Records about charts and figures >>
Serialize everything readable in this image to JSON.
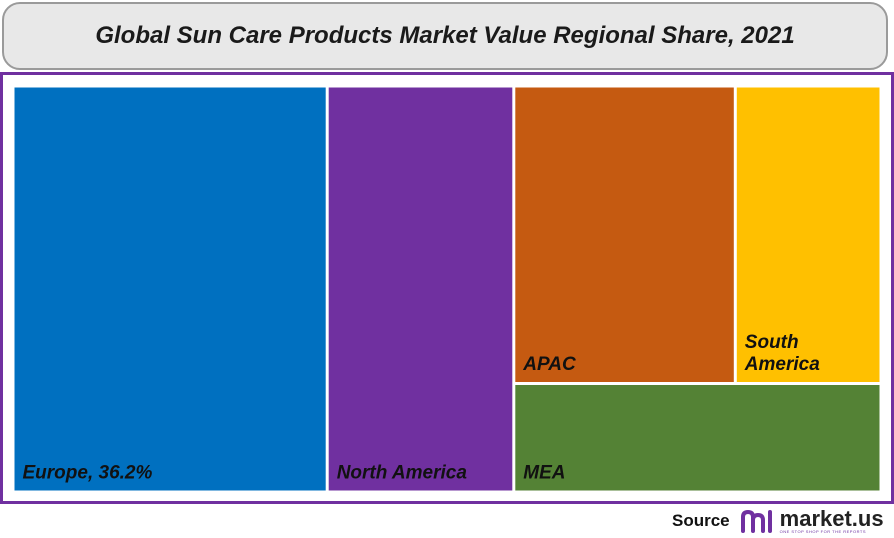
{
  "title": "Global Sun Care Products Market Value Regional Share, 2021",
  "chart_data": {
    "type": "treemap",
    "title": "Global Sun Care Products Market Value Regional Share, 2021",
    "tiles": [
      {
        "name": "Europe",
        "label": "Europe, 36.2%",
        "value": 36.2,
        "color": "#0070c0"
      },
      {
        "name": "North America",
        "label": "North America",
        "value": 21.5,
        "color": "#7030a0"
      },
      {
        "name": "APAC",
        "label": "APAC",
        "value": 18.7,
        "color": "#c55a11"
      },
      {
        "name": "South America",
        "label": "South\nAmerica",
        "value": 12.3,
        "color": "#ffc000"
      },
      {
        "name": "MEA",
        "label": "MEA",
        "value": 11.3,
        "color": "#548235"
      }
    ]
  },
  "source": {
    "label": "Source",
    "logo_text": "market.us",
    "tagline": "ONE STOP SHOP FOR THE REPORTS"
  },
  "colors": {
    "frame": "#7030a0",
    "title_bg": "#e8e8e8",
    "logo_accent": "#7030a0"
  }
}
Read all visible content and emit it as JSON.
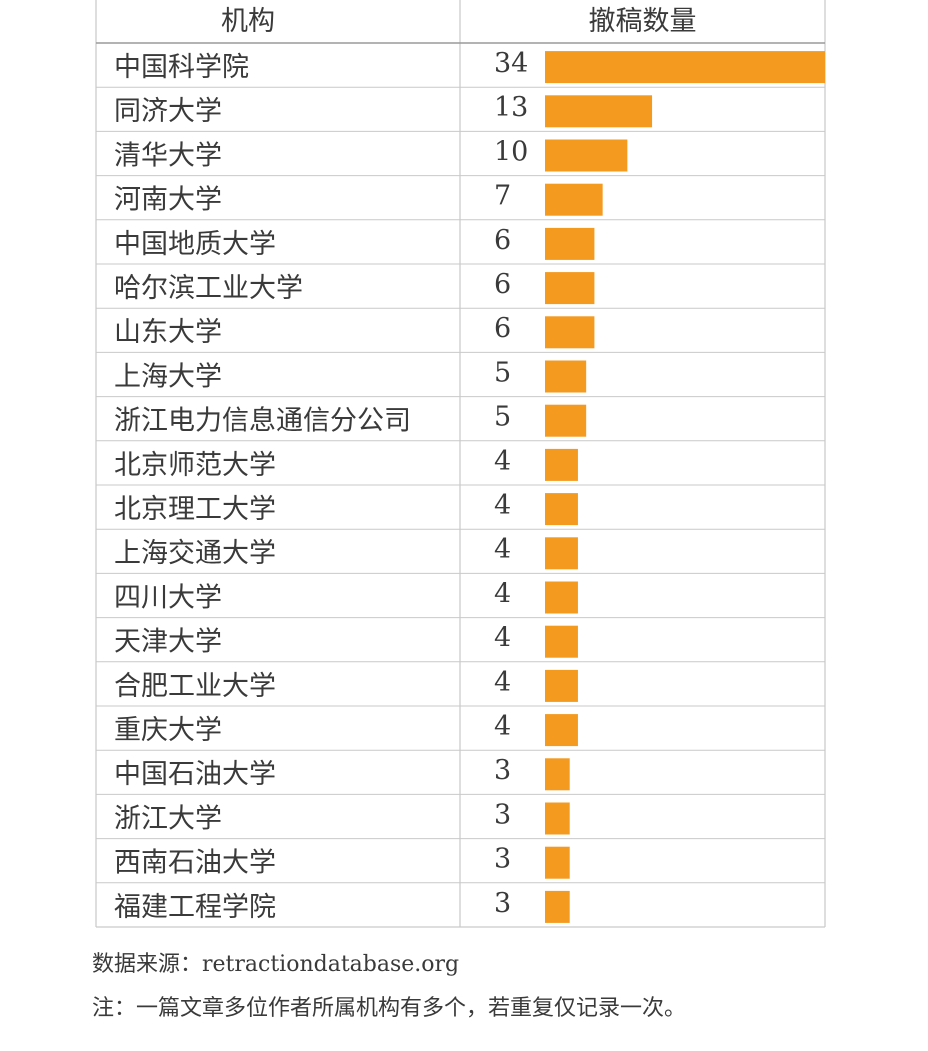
{
  "chart_data": {
    "type": "bar",
    "columns": [
      "机构",
      "撤稿数量"
    ],
    "categories": [
      "中国科学院",
      "同济大学",
      "清华大学",
      "河南大学",
      "中国地质大学",
      "哈尔滨工业大学",
      "山东大学",
      "上海大学",
      "浙江电力信息通信分公司",
      "北京师范大学",
      "北京理工大学",
      "上海交通大学",
      "四川大学",
      "天津大学",
      "合肥工业大学",
      "重庆大学",
      "中国石油大学",
      "浙江大学",
      "西南石油大学",
      "福建工程学院"
    ],
    "values": [
      34,
      13,
      10,
      7,
      6,
      6,
      6,
      5,
      5,
      4,
      4,
      4,
      4,
      4,
      4,
      4,
      3,
      3,
      3,
      3
    ],
    "xlim": [
      0,
      34
    ],
    "bar_color": "#f39a1f",
    "grid_color": "#c9c9c9"
  },
  "footer": {
    "source": "数据来源：retractiondatabase.org",
    "note": "注：一篇文章多位作者所属机构有多个，若重复仅记录一次。"
  }
}
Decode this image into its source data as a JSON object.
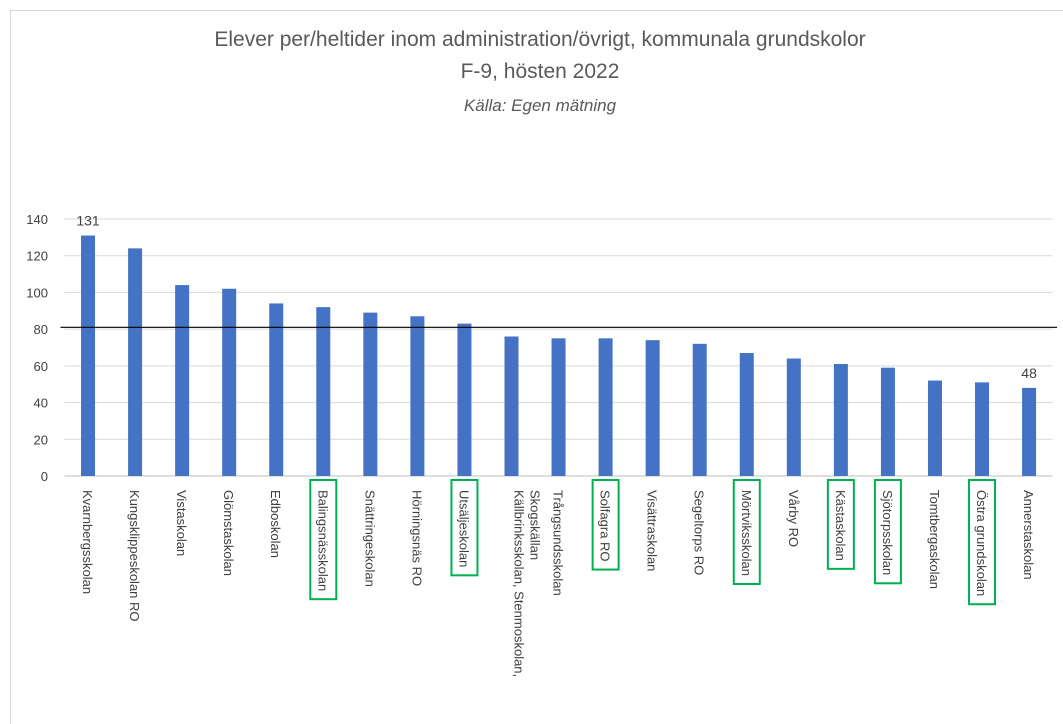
{
  "chart_data": {
    "type": "bar",
    "title": "Elever per/heltider inom administration/övrigt, kommunala grundskolor",
    "subtitle": "F-9, hösten 2022",
    "source": "Källa: Egen mätning",
    "categories": [
      "Kvarnbergsskolan",
      "Kungsklippeskolan RO",
      "Vistaskolan",
      "Glömstaskolan",
      "Edboskolan",
      "Balingsnässkolan",
      "Snättringeskolan",
      "Hörningsnäs RO",
      "Utsäljeskolan",
      "Källbrinksskolan, Stenmoskolan, Skogskällan",
      "Trångsundsskolan",
      "Solfagra RO",
      "Visättraskolan",
      "Segeltorps RO",
      "Mörtviksskolan",
      "Vårby RO",
      "Kästaskolan",
      "Sjötorpsskolan",
      "Tomtbergaskolan",
      "Östra grundskolan",
      "Annerstaskolan"
    ],
    "values": [
      131,
      124,
      104,
      102,
      94,
      92,
      89,
      87,
      83,
      76,
      75,
      75,
      74,
      72,
      67,
      64,
      61,
      59,
      52,
      51,
      48
    ],
    "data_labels": [
      true,
      false,
      false,
      false,
      false,
      false,
      false,
      false,
      false,
      false,
      false,
      false,
      false,
      false,
      false,
      false,
      false,
      false,
      false,
      false,
      true
    ],
    "highlighted": [
      false,
      false,
      false,
      false,
      false,
      true,
      false,
      false,
      true,
      false,
      false,
      true,
      false,
      false,
      true,
      false,
      true,
      true,
      false,
      true,
      false
    ],
    "highlight_color": "#00b050",
    "color": "#4472c4",
    "reference_line": 81,
    "ylim": [
      0,
      140
    ],
    "yticks": [
      0,
      20,
      40,
      60,
      80,
      100,
      120,
      140
    ],
    "grid": true
  }
}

TASK PROMPT >>
Count the lines in the entries above that include the string "JSON", then give only that figure.

RESPONSE FOR THIS EXERCISE >>
3